■ **Task**
The lines to copy are those holding the string "three" in the entries below.
Start of Given records
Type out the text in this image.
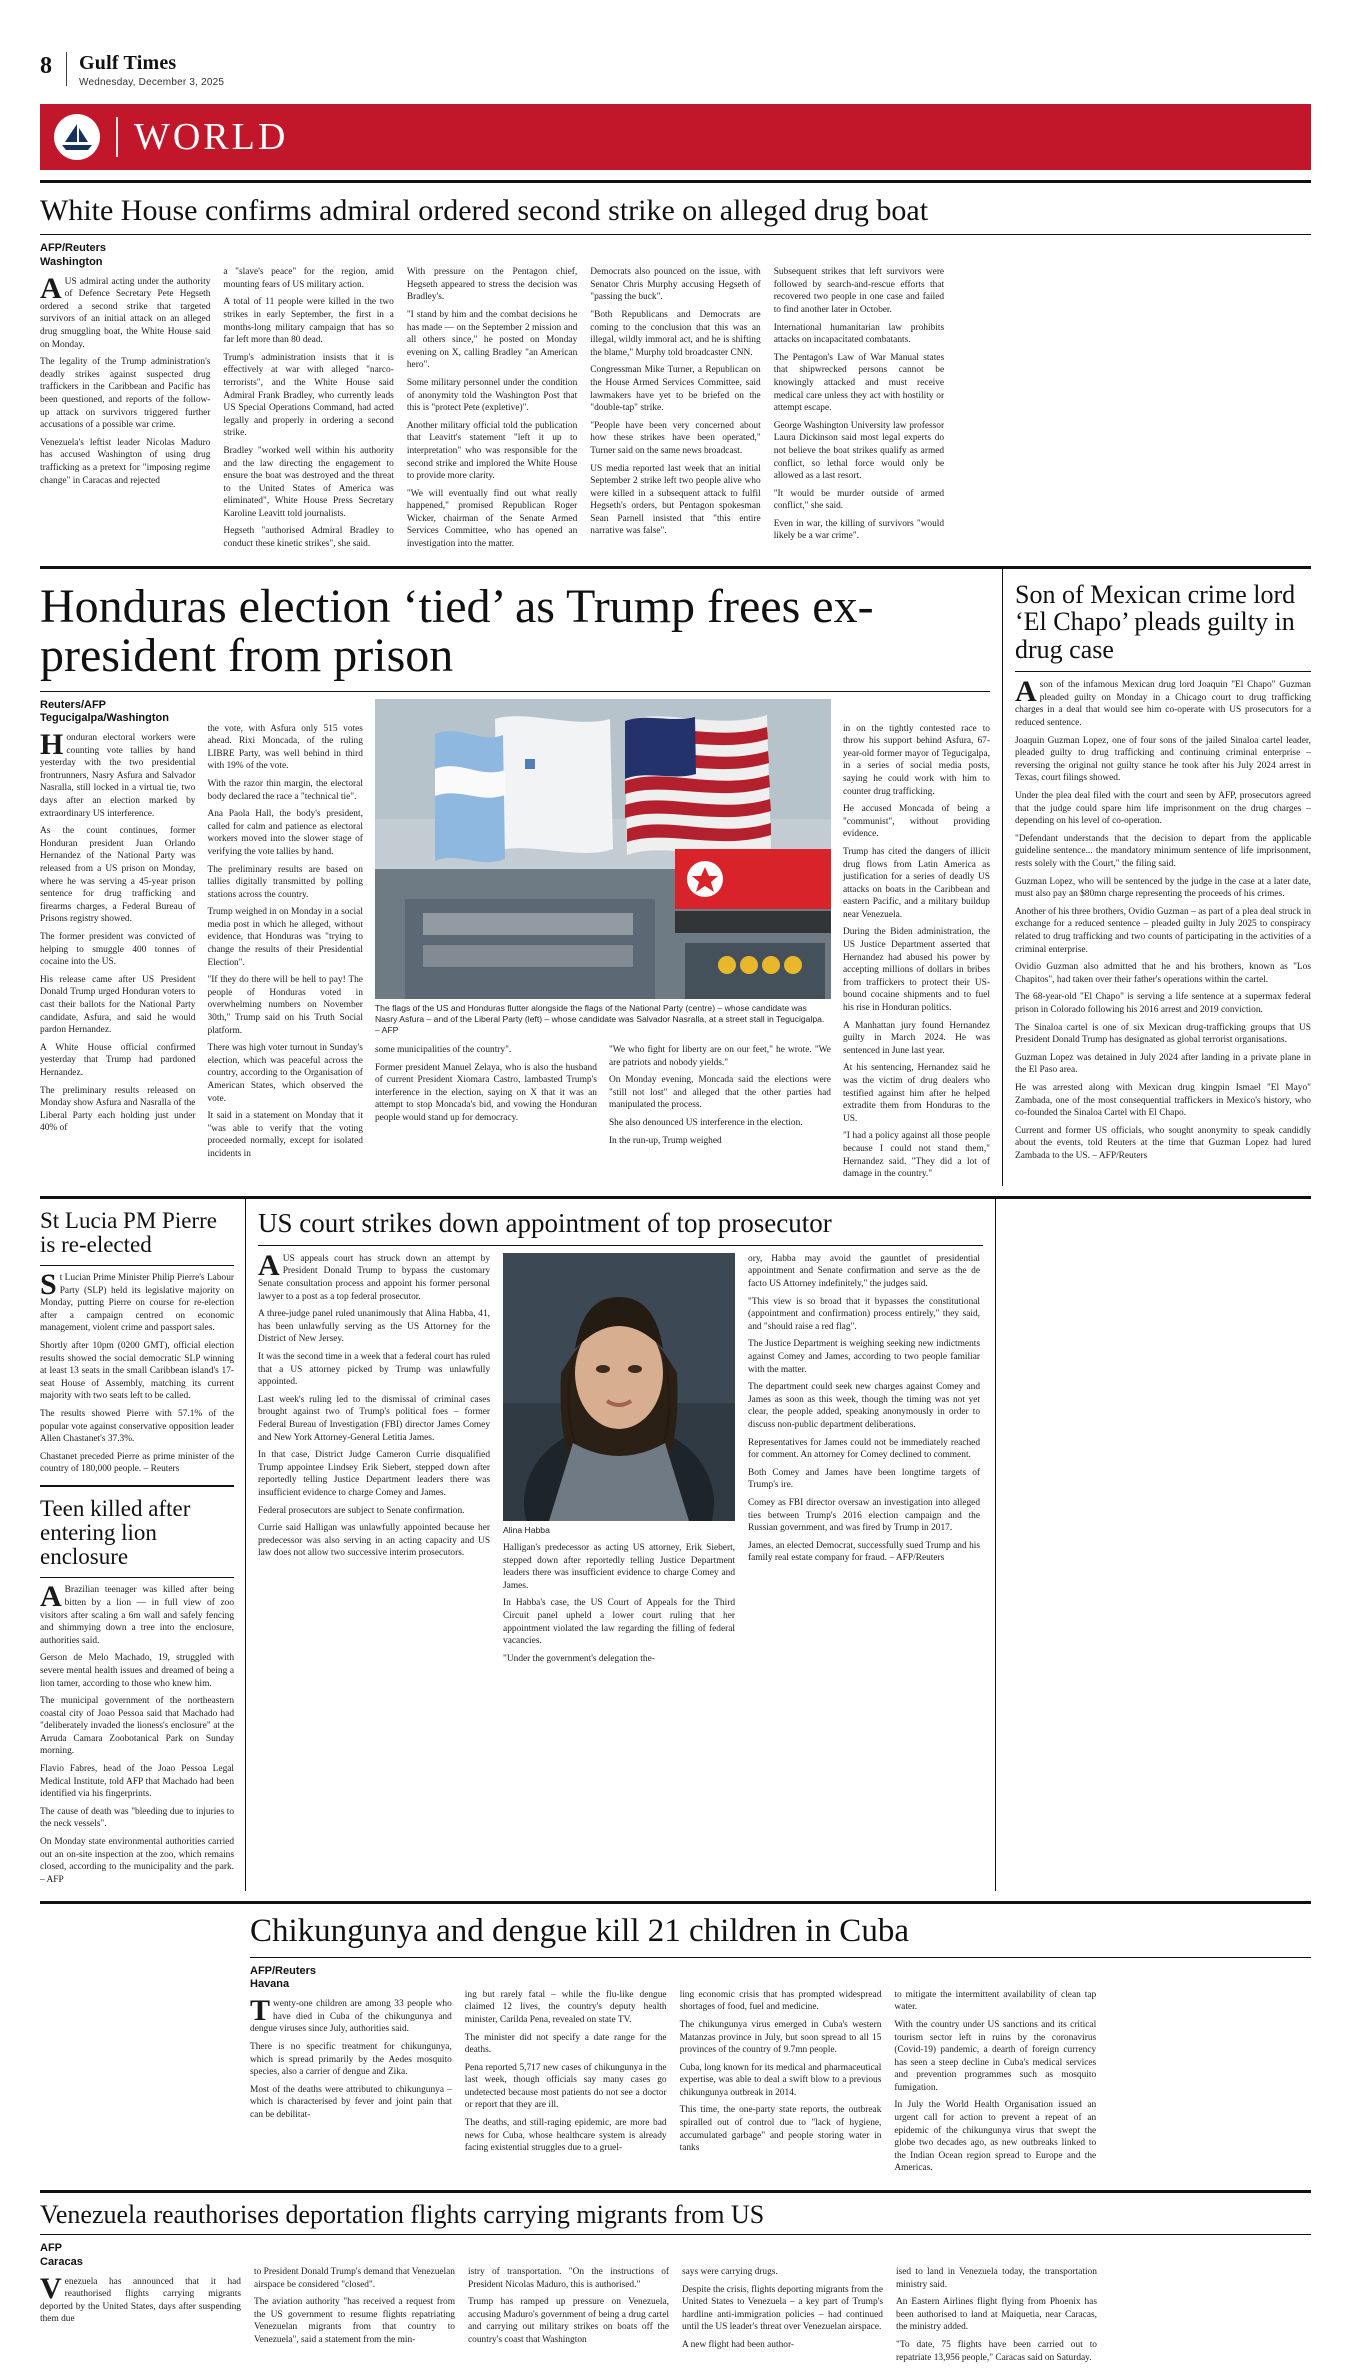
8 Gulf Times
Wednesday, December 3, 2025
WORLD
White House confirms admiral ordered second strike on alleged drug boat
AFP/Reuters
Washington

AUS admiral acting under the authority of Defence Secretary Pete Hegseth ordered a second strike that targeted survivors of an initial attack on an alleged drug smuggling boat, the White House said on Monday.

The legality of the Trump administration's deadly strikes against suspected drug traffickers in the Caribbean and Pacific has been questioned, and reports of the follow-up attack on survivors triggered further accusations of a possible war crime.

Venezuela's leftist leader Nicolas Maduro has accused Washington of using drug trafficking as a pretext for "imposing regime change" in Caracas and rejected

a "slave's peace" for the region, amid mounting fears of US military action.

A total of 11 people were killed in the two strikes in early September, the first in a months-long military campaign that has so far left more than 80 dead.

Trump's administration insists that it is effectively at war with alleged "narco-terrorists", and the White House said Admiral Frank Bradley, who currently leads US Special Operations Command, had acted legally and properly in ordering a second strike.

Bradley "worked well within his authority and the law directing the engagement to ensure the boat was destroyed and the threat to the United States of America was eliminated", White House Press Secretary Karoline Leavitt told journalists.

Hegseth "authorised Admiral Bradley to conduct these kinetic strikes", she said.

With pressure on the Pentagon chief, Hegseth appeared to stress the decision was Bradley's.

"I stand by him and the combat decisions he has made — on the September 2 mission and all others since," he posted on Monday evening on X, calling Bradley "an American hero".

Some military personnel under the condition of anonymity told the Washington Post that this is "protect Pete (expletive)".

Another military official told the publication that Leavitt's statement "left it up to interpretation" who was responsible for the second strike and implored the White House to provide more clarity.

"We will eventually find out what really happened," promised Republican Roger Wicker, chairman of the Senate Armed Services Committee, who has opened an investigation into the matter.

Democrats also pounced on the issue, with Senator Chris Murphy accusing Hegseth of "passing the buck".

"Both Republicans and Democrats are coming to the conclusion that this was an illegal, wildly immoral act, and he is shifting the blame," Murphy told broadcaster CNN.

Congressman Mike Turner, a Republican on the House Armed Services Committee, said lawmakers have yet to be briefed on the "double-tap" strike.

"People have been very concerned about how these strikes have been operated," Turner said on the same news broadcast.

US media reported last week that an initial September 2 strike left two people alive who were killed in a subsequent attack to fulfil Hegseth's orders, but Pentagon spokesman Sean Parnell insisted that "this entire narrative was false".

Subsequent strikes that left survivors were followed by search-and-rescue efforts that recovered two people in one case and failed to find another later in October.

International humanitarian law prohibits attacks on incapacitated combatants.

The Pentagon's Law of War Manual states that shipwrecked persons cannot be knowingly attacked and must receive medical care unless they act with hostility or attempt escape.

George Washington University law professor Laura Dickinson said most legal experts do not believe the boat strikes qualify as armed conflict, so lethal force would only be allowed as a last resort.

"It would be murder outside of armed conflict," she said.

Even in war, the killing of survivors "would likely be a war crime".

Honduras election ‘tied’ as Trump frees ex-president from prison
Reuters/AFP
Tegucigalpa/Washington

Honduran electoral workers were counting vote tallies by hand yesterday with the two presidential frontrunners, Nasry Asfura and Salvador Nasralla, still locked in a virtual tie, two days after an election marked by extraordinary US interference.

As the count continues, former Honduran president Juan Orlando Hernandez of the National Party was released from a US prison on Monday, where he was serving a 45-year prison sentence for drug trafficking and firearms charges, a Federal Bureau of Prisons registry showed.

The former president was convicted of helping to smuggle 400 tonnes of cocaine into the US.

His release came after US President Donald Trump urged Honduran voters to cast their ballots for the National Party candidate, Asfura, and said he would pardon Hernandez.

A White House official confirmed yesterday that Trump had pardoned Hernandez.

The preliminary results released on Monday show Asfura and Nasralla of the Liberal Party each holding just under 40% of

the vote, with Asfura only 515 votes ahead. Rixi Moncada, of the ruling LIBRE Party, was well behind in third with 19% of the vote.

With the razor thin margin, the electoral body declared the race a "technical tie".

Ana Paola Hall, the body's president, called for calm and patience as electoral workers moved into the slower stage of verifying the vote tallies by hand.

The preliminary results are based on tallies digitally transmitted by polling stations across the country.

Trump weighed in on Monday in a social media post in which he alleged, without evidence, that Honduras was "trying to change the results of their Presidential Election".

"If they do there will be hell to pay! The people of Honduras voted in overwhelming numbers on November 30th," Trump said on his Truth Social platform.

There was high voter turnout in Sunday's election, which was peaceful across the country, according to the Organisation of American States, which observed the vote.

It said in a statement on Monday that it "was able to verify that the voting proceeded normally, except for isolated incidents in

The flags of the US and Honduras flutter alongside the flags of the National Party (centre) – whose candidate was Nasry Asfura – and of the Liberal Party (left) – whose candidate was Salvador Nasralla, at a street stall in Tegucigalpa. – AFP

some municipalities of the country".

Former president Manuel Zelaya, who is also the husband of current President Xiomara Castro, lambasted Trump's interference in the election, saying on X that it was an attempt to stop Moncada's bid, and vowing the Honduran people would stand up for democracy.

"We who fight for liberty are on our feet," he wrote. "We are patriots and nobody yields."

On Monday evening, Moncada said the elections were "still not lost" and alleged that the other parties had manipulated the process.

She also denounced US interference in the election.

In the run-up, Trump weighed

in on the tightly contested race to throw his support behind Asfura, 67-year-old former mayor of Tegucigalpa, in a series of social media posts, saying he could work with him to counter drug trafficking.

He accused Moncada of being a "communist", without providing evidence.

Trump has cited the dangers of illicit drug flows from Latin America as justification for a series of deadly US attacks on boats in the Caribbean and eastern Pacific, and a military buildup near Venezuela.

During the Biden administration, the US Justice Department asserted that Hernandez had abused his power by accepting millions of dollars in bribes from traffickers to protect their US-bound cocaine shipments and to fuel his rise in Honduran politics.

A Manhattan jury found Hernandez guilty in March 2024. He was sentenced in June last year.

At his sentencing, Hernandez said he was the victim of drug dealers who testified against him after he helped extradite them from Honduras to the US.

"I had a policy against all those people because I could not stand them," Hernandez said. "They did a lot of damage in the country."

Son of Mexican crime lord ‘El Chapo’ pleads guilty in drug case

Ason of the infamous Mexican drug lord Joaquin "El Chapo" Guzman pleaded guilty on Monday in a Chicago court to drug trafficking charges in a deal that would see him co-operate with US prosecutors for a reduced sentence.

Joaquin Guzman Lopez, one of four sons of the jailed Sinaloa cartel leader, pleaded guilty to drug trafficking and continuing criminal enterprise – reversing the original not guilty stance he took after his July 2024 arrest in Texas, court filings showed.

Under the plea deal filed with the court and seen by AFP, prosecutors agreed that the judge could spare him life imprisonment on the drug charges – depending on his level of co-operation.

"Defendant understands that the decision to depart from the applicable guideline sentence... the mandatory minimum sentence of life imprisonment, rests solely with the Court," the filing said.

Guzman Lopez, who will be sentenced by the judge in the case at a later date, must also pay an $80mn charge representing the proceeds of his crimes.

Another of his three brothers, Ovidio Guzman – as part of a plea deal struck in exchange for a reduced sentence – pleaded guilty in July 2025 to conspiracy related to drug trafficking and two counts of participating in the activities of a criminal enterprise.

Ovidio Guzman also admitted that he and his brothers, known as "Los Chapitos", had taken over their father's operations within the cartel.

The 68-year-old "El Chapo" is serving a life sentence at a supermax federal prison in Colorado following his 2016 arrest and 2019 conviction.

The Sinaloa cartel is one of six Mexican drug-trafficking groups that US President Donald Trump has designated as global terrorist organisations.

Guzman Lopez was detained in July 2024 after landing in a private plane in the El Paso area.

He was arrested along with Mexican drug kingpin Ismael "El Mayo" Zambada, one of the most consequential traffickers in Mexico's history, who co-founded the Sinaloa Cartel with El Chapo.

Current and former US officials, who sought anonymity to speak candidly about the events, told Reuters at the time that Guzman Lopez had lured Zambada to the US. – AFP/Reuters

St Lucia PM Pierre is re-elected

St Lucian Prime Minister Philip Pierre's Labour Party (SLP) held its legislative majority on Monday, putting Pierre on course for re-election after a campaign centred on economic management, violent crime and passport sales.

Shortly after 10pm (0200 GMT), official election results showed the social democratic SLP winning at least 13 seats in the small Caribbean island's 17-seat House of Assembly, matching its current majority with two seats left to be called.

The results showed Pierre with 57.1% of the popular vote against conservative opposition leader Allen Chastanet's 37.3%.

Chastanet preceded Pierre as prime minister of the country of 180,000 people. – Reuters

Teen killed after entering lion enclosure

ABrazilian teenager was killed after being bitten by a lion — in full view of zoo visitors after scaling a 6m wall and safely fencing and shimmying down a tree into the enclosure, authorities said.

Gerson de Melo Machado, 19, struggled with severe mental health issues and dreamed of being a lion tamer, according to those who knew him.

The municipal government of the northeastern coastal city of Joao Pessoa said that Machado had "deliberately invaded the lioness's enclosure" at the Arruda Camara Zoobotanical Park on Sunday morning.

Flavio Fabres, head of the Joao Pessoa Legal Medical Institute, told AFP that Machado had been identified via his fingerprints.

The cause of death was "bleeding due to injuries to the neck vessels".

On Monday state environmental authorities carried out an on-site inspection at the zoo, which remains closed, according to the municipality and the park. – AFP

US court strikes down appointment of top prosecutor

AUS appeals court has struck down an attempt by President Donald Trump to bypass the customary Senate consultation process and appoint his former personal lawyer to a post as a top federal prosecutor.

A three-judge panel ruled unanimously that Alina Habba, 41, has been unlawfully serving as the US Attorney for the District of New Jersey.

It was the second time in a week that a federal court has ruled that a US attorney picked by Trump was unlawfully appointed.

Last week's ruling led to the dismissal of criminal cases brought against two of Trump's political foes – former Federal Bureau of Investigation (FBI) director James Comey and New York Attorney-General Letitia James.

In that case, District Judge Cameron Currie disqualified Trump appointee Lindsey Erik Siebert, stepped down after reportedly telling Justice Department leaders there was insufficient evidence to charge Comey and James.

Federal prosecutors are subject to Senate confirmation.

Currie said Halligan was unlawfully appointed because her predecessor was also serving in an acting capacity and US law does not allow two successive interim prosecutors.

Alina Habba

Halligan's predecessor as acting US attorney, Erik Siebert, stepped down after reportedly telling Justice Department leaders there was insufficient evidence to charge Comey and James.

In Habba's case, the US Court of Appeals for the Third Circuit panel upheld a lower court ruling that her appointment violated the law regarding the filling of federal vacancies.

"Under the government's delegation the-

ory, Habba may avoid the gauntlet of presidential appointment and Senate confirmation and serve as the de facto US Attorney indefinitely," the judges said.

"This view is so broad that it bypasses the constitutional (appointment and confirmation) process entirely," they said, and "should raise a red flag".

The Justice Department is weighing seeking new indictments against Comey and James, according to two people familiar with the matter.

The department could seek new charges against Comey and James as soon as this week, though the timing was not yet clear, the people added, speaking anonymously in order to discuss non-public department deliberations.

Representatives for James could not be immediately reached for comment. An attorney for Comey declined to comment.

Both Comey and James have been longtime targets of Trump's ire.

Comey as FBI director oversaw an investigation into alleged ties between Trump's 2016 election campaign and the Russian government, and was fired by Trump in 2017.

James, an elected Democrat, successfully sued Trump and his family real estate company for fraud. – AFP/Reuters

Chikungunya and dengue kill 21 children in Cuba
AFP/Reuters
Havana

Twenty-one children are among 33 people who have died in Cuba of the chikungunya and dengue viruses since July, authorities said.

There is no specific treatment for chikungunya, which is spread primarily by the Aedes mosquito species, also a carrier of dengue and Zika.

Most of the deaths were attributed to chikungunya – which is characterised by fever and joint pain that can be debilitat-

ing but rarely fatal – while the flu-like dengue claimed 12 lives, the country's deputy health minister, Carilda Pena, revealed on state TV.

The minister did not specify a date range for the deaths.

Pena reported 5,717 new cases of chikungunya in the last week, though officials say many cases go undetected because most patients do not see a doctor or report that they are ill.

The deaths, and still-raging epidemic, are more bad news for Cuba, whose healthcare system is already facing existential struggles due to a gruel-

ling economic crisis that has prompted widespread shortages of food, fuel and medicine.

The chikungunya virus emerged in Cuba's western Matanzas province in July, but soon spread to all 15 provinces of the country of 9.7mn people.

Cuba, long known for its medical and pharmaceutical expertise, was able to deal a swift blow to a previous chikungunya outbreak in 2014.

This time, the one-party state reports, the outbreak spiralled out of control due to "lack of hygiene, accumulated garbage" and people storing water in tanks

to mitigate the intermittent availability of clean tap water.

With the country under US sanctions and its critical tourism sector left in ruins by the coronavirus (Covid-19) pandemic, a dearth of foreign currency has seen a steep decline in Cuba's medical services and prevention programmes such as mosquito fumigation.

In July the World Health Organisation issued an urgent call for action to prevent a repeat of an epidemic of the chikungunya virus that swept the globe two decades ago, as new outbreaks linked to the Indian Ocean region spread to Europe and the Americas.

Venezuela reauthorises deportation flights carrying migrants from US
AFP
Caracas

Venezuela has announced that it had reauthorised flights carrying migrants deported by the United States, days after suspending them due

to President Donald Trump's demand that Venezuelan airspace be considered "closed".

The aviation authority "has received a request from the US government to resume flights repatriating Venezuelan migrants from that country to Venezuela", said a statement from the min-

istry of transportation. "On the instructions of President Nicolas Maduro, this is authorised."

Trump has ramped up pressure on Venezuela, accusing Maduro's government of being a drug cartel and carrying out military strikes on boats off the country's coast that Washington

says were carrying drugs.

Despite the crisis, flights deporting migrants from the United States to Venezuela – a key part of Trump's hardline anti-immigration policies – had continued until the US leader's threat over Venezuelan airspace.

A new flight had been author-

ised to land in Venezuela today, the transportation ministry said.

An Eastern Airlines flight flying from Phoenix has been authorised to land at Maiquetia, near Caracas, the ministry added.

"To date, 75 flights have been carried out to repatriate 13,956 people," Caracas said on Saturday.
End of Given records
■ **Problem solution**
Another of his three brothers, Ovidio Guzman – as part of a plea deal struck in exchange for a reduced sentence – pleaded guilty in July 2025 to conspiracy related to drug trafficking and two counts of participating in the activities of a criminal enterprise.
A three-judge panel ruled unanimously that Alina Habba, 41, has been unlawfully serving as the US Attorney for the District of New Jersey.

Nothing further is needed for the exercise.